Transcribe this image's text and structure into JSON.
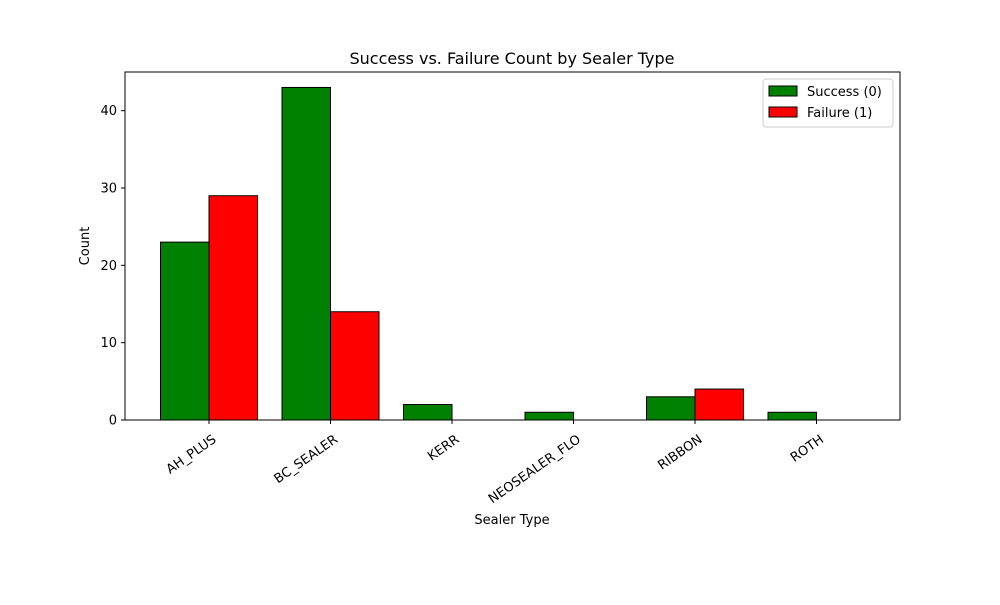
{
  "chart_data": {
    "type": "bar",
    "title": "Success vs. Failure Count by Sealer Type",
    "xlabel": "Sealer Type",
    "ylabel": "Count",
    "categories": [
      "AH_PLUS",
      "BC_SEALER",
      "KERR",
      "NEOSEALER_FLO",
      "RIBBON",
      "ROTH"
    ],
    "series": [
      {
        "name": "Success (0)",
        "color": "#008000",
        "values": [
          23,
          43,
          2,
          1,
          3,
          1
        ]
      },
      {
        "name": "Failure (1)",
        "color": "#ff0000",
        "values": [
          29,
          14,
          0,
          0,
          4,
          0
        ]
      }
    ],
    "ylim": [
      0,
      45
    ],
    "yticks": [
      0,
      10,
      20,
      30,
      40
    ],
    "grid": false,
    "legend_position": "top-right"
  }
}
________________
=== Stated exercise ===
The records above must be echoed exactly, minus their pictures.

=== Reply ===
Transcribe this image's text and structure into JSON.
{
  "chart_data": {
    "type": "bar",
    "title": "Success vs. Failure Count by Sealer Type",
    "xlabel": "Sealer Type",
    "ylabel": "Count",
    "categories": [
      "AH_PLUS",
      "BC_SEALER",
      "KERR",
      "NEOSEALER_FLO",
      "RIBBON",
      "ROTH"
    ],
    "series": [
      {
        "name": "Success (0)",
        "color": "#008000",
        "values": [
          23,
          43,
          2,
          1,
          3,
          1
        ]
      },
      {
        "name": "Failure (1)",
        "color": "#ff0000",
        "values": [
          29,
          14,
          0,
          0,
          4,
          0
        ]
      }
    ],
    "ylim": [
      0,
      45
    ],
    "yticks": [
      0,
      10,
      20,
      30,
      40
    ],
    "grid": false,
    "legend_position": "top-right"
  }
}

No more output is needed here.